___ Records provided

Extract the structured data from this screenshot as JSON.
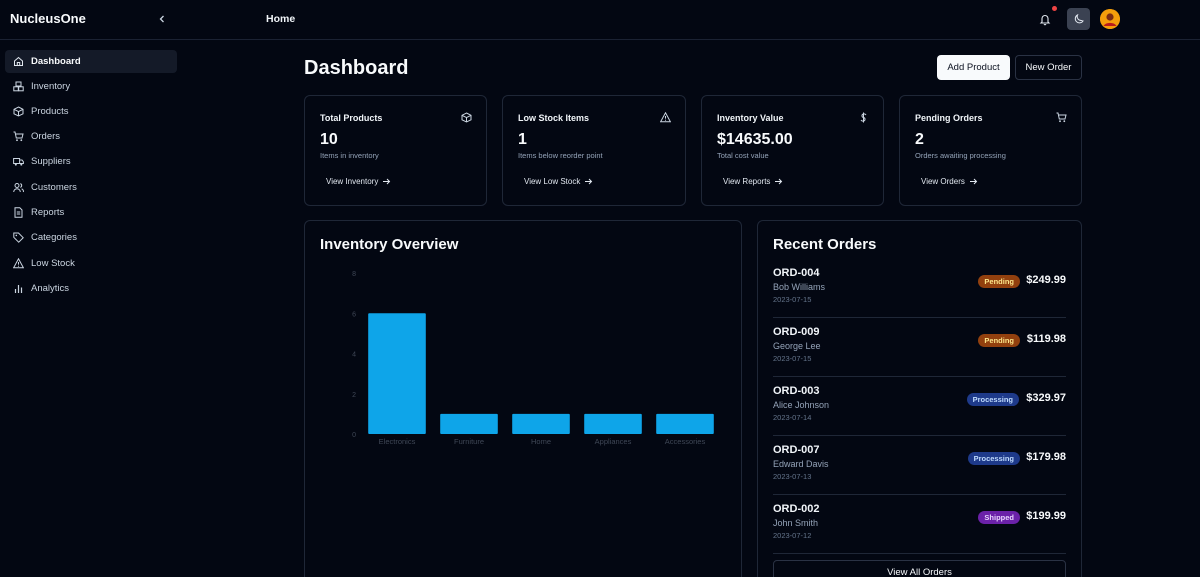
{
  "app": {
    "brand": "NucleusOne",
    "breadcrumb": "Home"
  },
  "sidebar": {
    "items": [
      {
        "label": "Dashboard",
        "icon": "home-icon"
      },
      {
        "label": "Inventory",
        "icon": "boxes-icon"
      },
      {
        "label": "Products",
        "icon": "package-icon"
      },
      {
        "label": "Orders",
        "icon": "cart-icon"
      },
      {
        "label": "Suppliers",
        "icon": "truck-icon"
      },
      {
        "label": "Customers",
        "icon": "users-icon"
      },
      {
        "label": "Reports",
        "icon": "file-icon"
      },
      {
        "label": "Categories",
        "icon": "tag-icon"
      },
      {
        "label": "Low Stock",
        "icon": "alert-icon"
      },
      {
        "label": "Analytics",
        "icon": "bar-chart-icon"
      }
    ]
  },
  "header": {
    "title": "Dashboard",
    "add_product": "Add Product",
    "new_order": "New Order"
  },
  "cards": [
    {
      "title": "Total Products",
      "icon": "package-icon",
      "value": "10",
      "sub": "Items in inventory",
      "link": "View Inventory"
    },
    {
      "title": "Low Stock Items",
      "icon": "alert-icon",
      "value": "1",
      "sub": "Items below reorder point",
      "link": "View Low Stock"
    },
    {
      "title": "Inventory Value",
      "icon": "dollar-icon",
      "value": "$14635.00",
      "sub": "Total cost value",
      "link": "View Reports"
    },
    {
      "title": "Pending Orders",
      "icon": "cart-icon",
      "value": "2",
      "sub": "Orders awaiting processing",
      "link": "View Orders"
    }
  ],
  "inventory_overview": {
    "title": "Inventory Overview"
  },
  "chart_data": {
    "type": "bar",
    "title": "Inventory Overview",
    "categories": [
      "Electronics",
      "Furniture",
      "Home",
      "Appliances",
      "Accessories"
    ],
    "values": [
      6,
      1,
      1,
      1,
      1
    ],
    "ylim": [
      0,
      8
    ],
    "yticks": [
      "0",
      "2",
      "4",
      "6",
      "8"
    ],
    "grid": false,
    "color": "#0ea5e9"
  },
  "recent_orders": {
    "title": "Recent Orders",
    "view_all": "View All Orders",
    "orders": [
      {
        "id": "ORD-004",
        "name": "Bob Williams",
        "date": "2023-07-15",
        "status": "Pending",
        "price": "$249.99"
      },
      {
        "id": "ORD-009",
        "name": "George Lee",
        "date": "2023-07-15",
        "status": "Pending",
        "price": "$119.98"
      },
      {
        "id": "ORD-003",
        "name": "Alice Johnson",
        "date": "2023-07-14",
        "status": "Processing",
        "price": "$329.97"
      },
      {
        "id": "ORD-007",
        "name": "Edward Davis",
        "date": "2023-07-13",
        "status": "Processing",
        "price": "$179.98"
      },
      {
        "id": "ORD-002",
        "name": "John Smith",
        "date": "2023-07-12",
        "status": "Shipped",
        "price": "$199.99"
      }
    ]
  },
  "status_colors": {
    "Pending": {
      "bg": "#92400e",
      "fg": "#fde68a"
    },
    "Processing": {
      "bg": "#1e3a8a",
      "fg": "#bfdbfe"
    },
    "Shipped": {
      "bg": "#6b21a8",
      "fg": "#e9d5ff"
    }
  }
}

______

Copy out each line of the data where the string "date" appears.

- Solution for this problem
        "date": "2023-07-15",
        "date": "2023-07-15",
        "date": "2023-07-14",
        "date": "2023-07-13",
        "date": "2023-07-12",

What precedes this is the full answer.